§ SHORT EXERCISE: Reproduce everything in the business news text below from "ANMA already has" down to "the full year.", word for word.

§ TEXT TO READ:
China-focused exporter JAT Energy is making a move into the lucrative infant milk formula sector, this morning unveiling its acquisition of a 70 per cent stake in manufacturer Australian Natural Milk Association (ANMA).

The deal, worth $12 million in cash and $2 million in JAT shares, will be staged in six tranches until June 30, 2020 and gives the exporter control of the supply chain of one of its major products.

ANMA already has key Chinese regulatory approvals, and gives JAT the opportunity to sell its in-house brands into the Chinese markets.

9.08am: Nick Scali warns of negative growth

Furniture retailer Nick Scali has warned of negative same store sales growth to start the September quarter, but said it still swung to a record profit over the full year.

Handing down its results this morning, the retailer posted net profit after tax of $42.1 million, up 2.8 per cent on last year, alongside a 6.9 per cent boost to revenue.

But despite that, it said operating expenses were increasing thanks to wage and property costs and same store sales were flat for most of the year, with a slip to start the new year.

“As a furniture retailer, Nick Scali Limited is very dependent on housing sales and renovations which have been in decline, and trading conditions will likely only materially improve when there is an uplift in housing sales and renovations,” it said.

9.02am: BHP throws $418m at oil project

BHP has approved $US283 million ($418m) in funding to develop its oil and gas project in Trinidad and Tobago.

The Ruby project has estimated recoverable resources of 13.2 million barrels of oil, and 274 cubic feet of natural gas, with first production expected in 2021.

At its peak, BHP says the project will increase production by 16,000 barrels of oil per day, and 80 million standard cubic feet per day.

§ SUPPLIED MATERIAL:
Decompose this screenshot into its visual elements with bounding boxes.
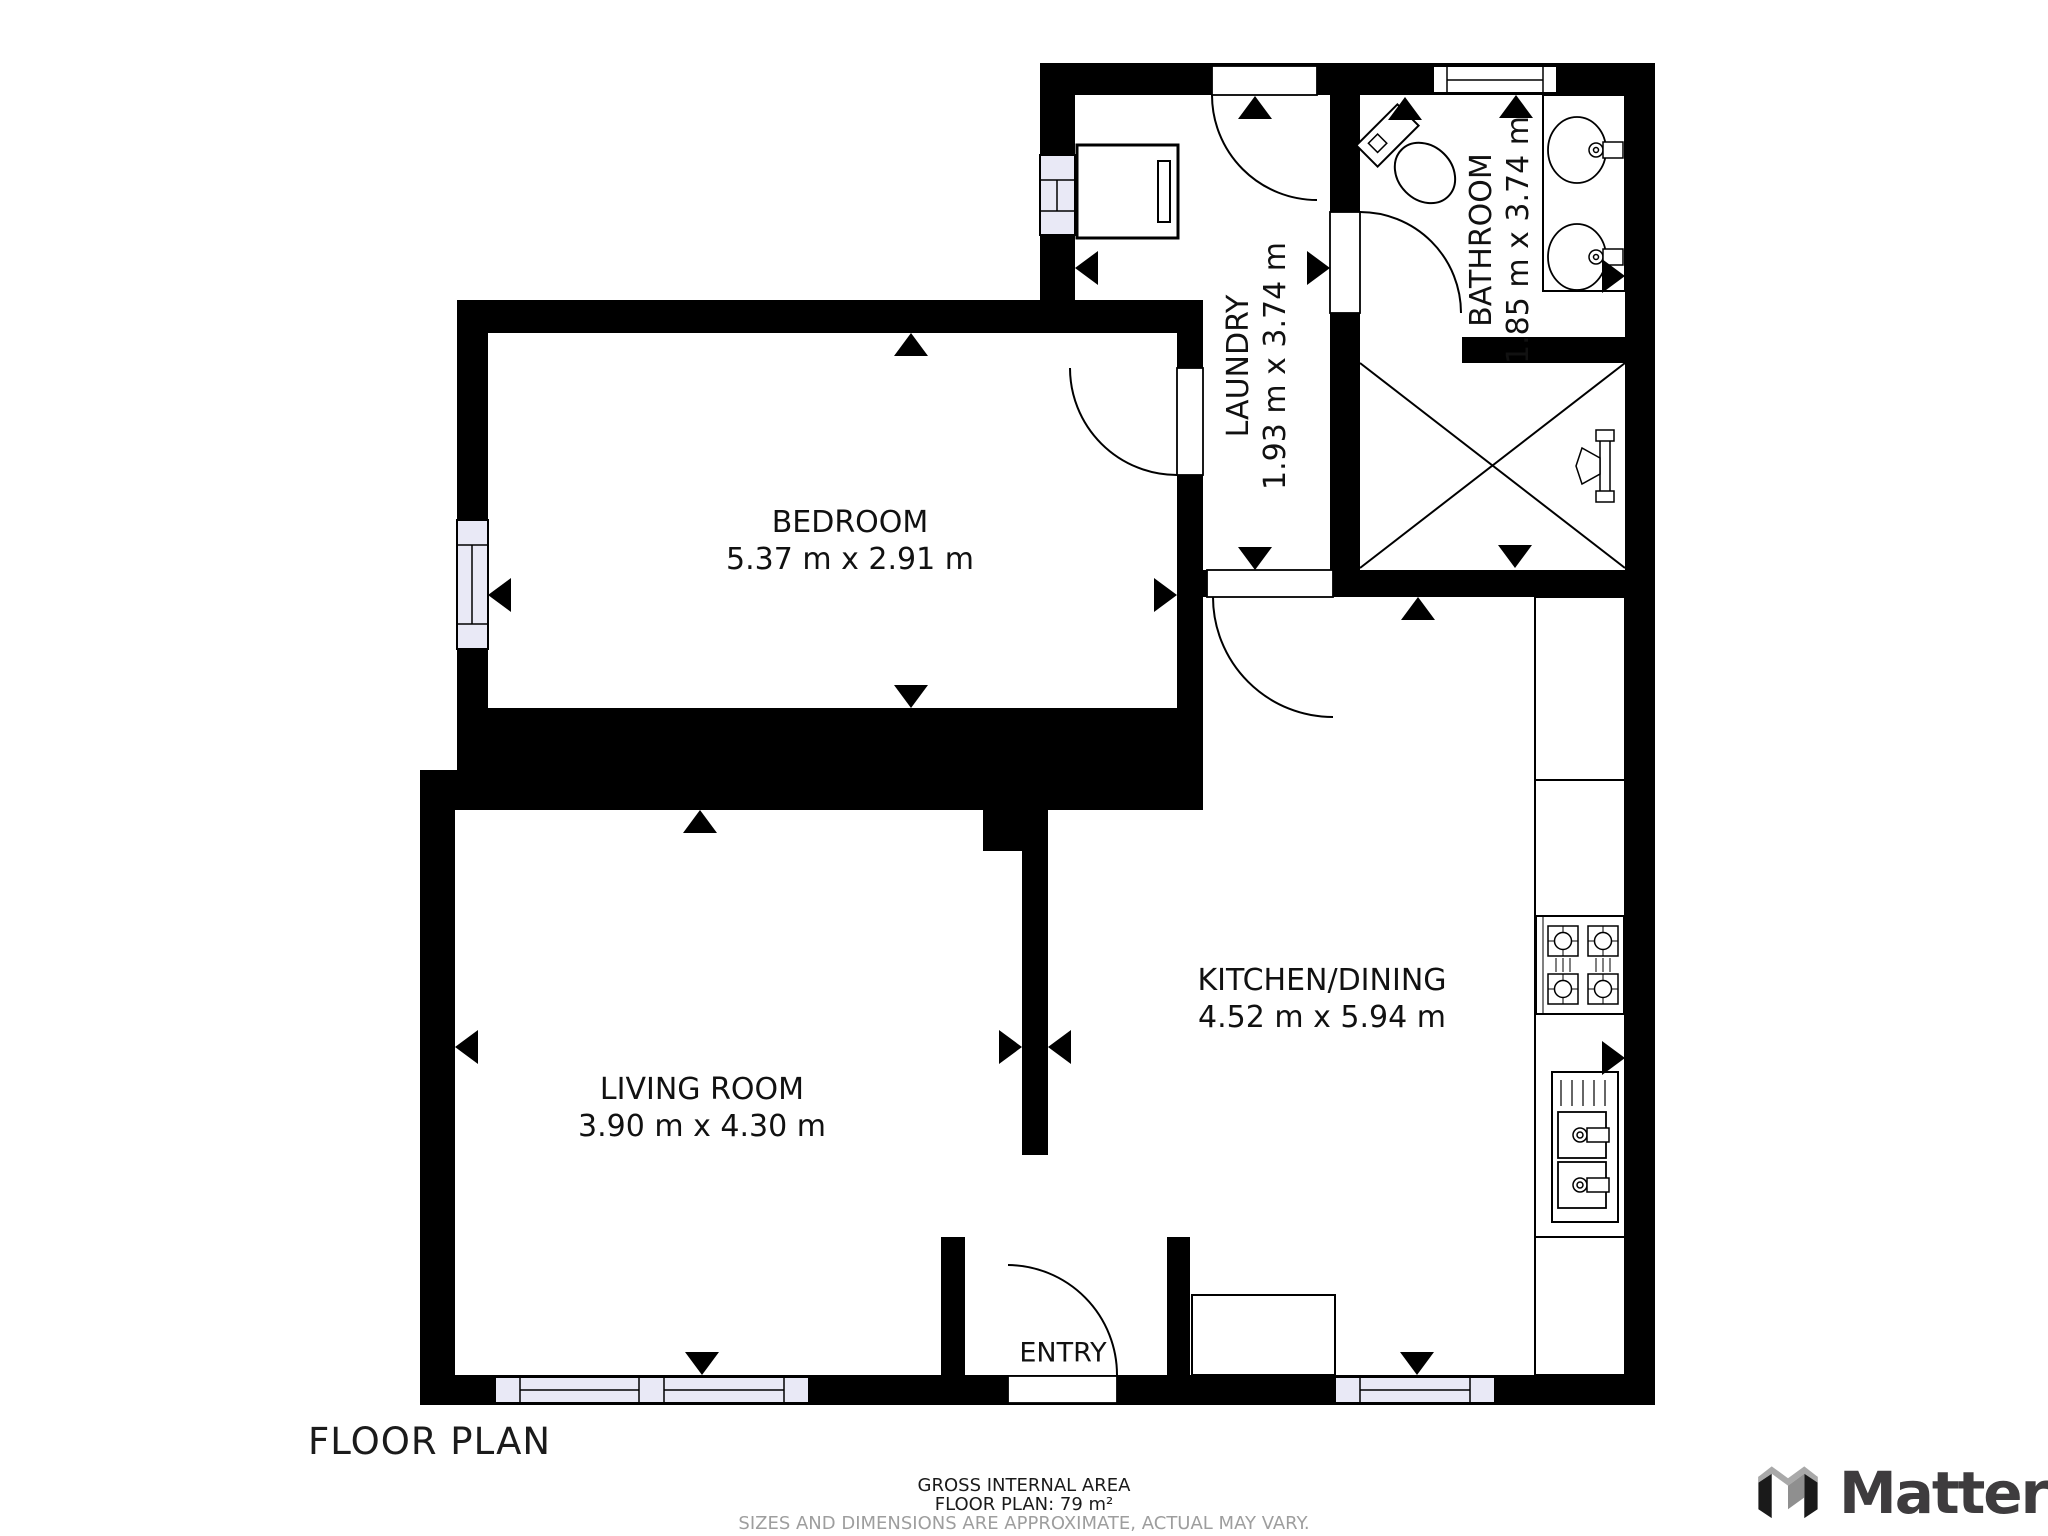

§ SOLUTION TO THE EXERCISE:
ANMA already has key Chinese regulatory approvals, and gives JAT the opportunity to sell its in-house brands into the Chinese markets.

9.08am: Nick Scali warns of negative growth

Furniture retailer Nick Scali has warned of negative same store sales growth to start the September quarter, but said it still swung to a record profit over the full year.